** START **
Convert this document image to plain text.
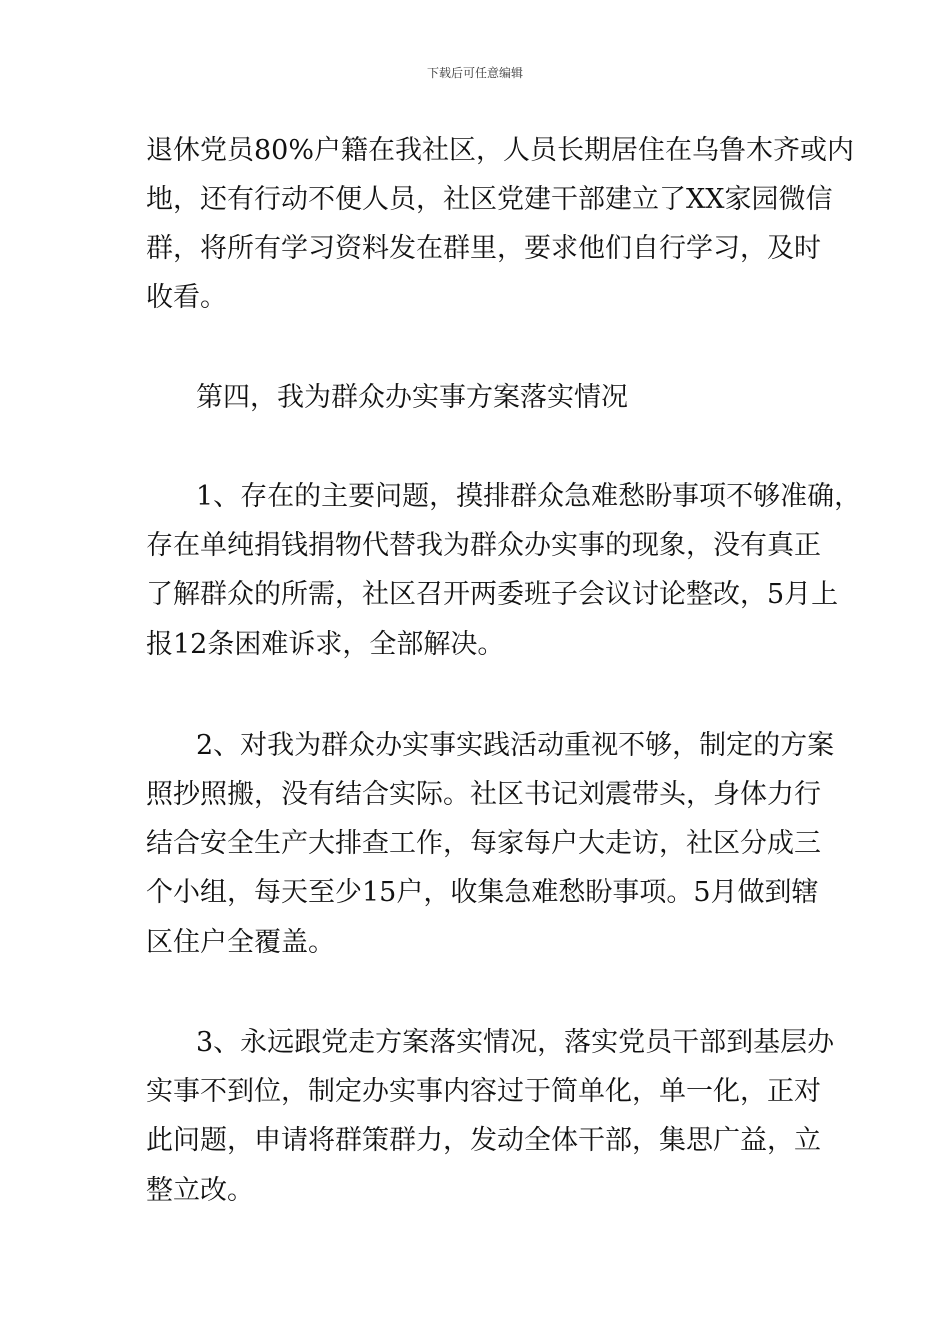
下载后可任意编辑
退休党员80%户籍在我社区，人员长期居住在乌鲁木齐或内
地，还有行动不便人员，社区党建干部建立了XX家园微信
群，将所有学习资料发在群里，要求他们自行学习，及时
收看。
第四，我为群众办实事方案落实情况
1、存在的主要问题，摸排群众急难愁盼事项不够准确，
存在单纯捐钱捐物代替我为群众办实事的现象，没有真正
了解群众的所需，社区召开两委班子会议讨论整改，5月上
报12条困难诉求，全部解决。
2、对我为群众办实事实践活动重视不够，制定的方案
照抄照搬，没有结合实际。社区书记刘震带头，身体力行
结合安全生产大排查工作，每家每户大走访，社区分成三
个小组，每天至少15户，收集急难愁盼事项。5月做到辖
区住户全覆盖。
3、永远跟党走方案落实情况，落实党员干部到基层办
实事不到位，制定办实事内容过于简单化，单一化，正对
此问题，申请将群策群力，发动全体干部，集思广益，立
整立改。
** END **
Stated goal: Leave out the pictures and print every line of the data exactly.

Answer to this problem:
Convert this document image to plain text.
下载后可任意编辑
退休党员80%户籍在我社区，人员长期居住在乌鲁木齐或内
地，还有行动不便人员，社区党建干部建立了XX家园微信
群，将所有学习资料发在群里，要求他们自行学习，及时
收看。
第四，我为群众办实事方案落实情况
1、存在的主要问题，摸排群众急难愁盼事项不够准确，
存在单纯捐钱捐物代替我为群众办实事的现象，没有真正
了解群众的所需，社区召开两委班子会议讨论整改，5月上
报12条困难诉求，全部解决。
2、对我为群众办实事实践活动重视不够，制定的方案
照抄照搬，没有结合实际。社区书记刘震带头，身体力行
结合安全生产大排查工作，每家每户大走访，社区分成三
个小组，每天至少15户，收集急难愁盼事项。5月做到辖
区住户全覆盖。
3、永远跟党走方案落实情况，落实党员干部到基层办
实事不到位，制定办实事内容过于简单化，单一化，正对
此问题，申请将群策群力，发动全体干部，集思广益，立
整立改。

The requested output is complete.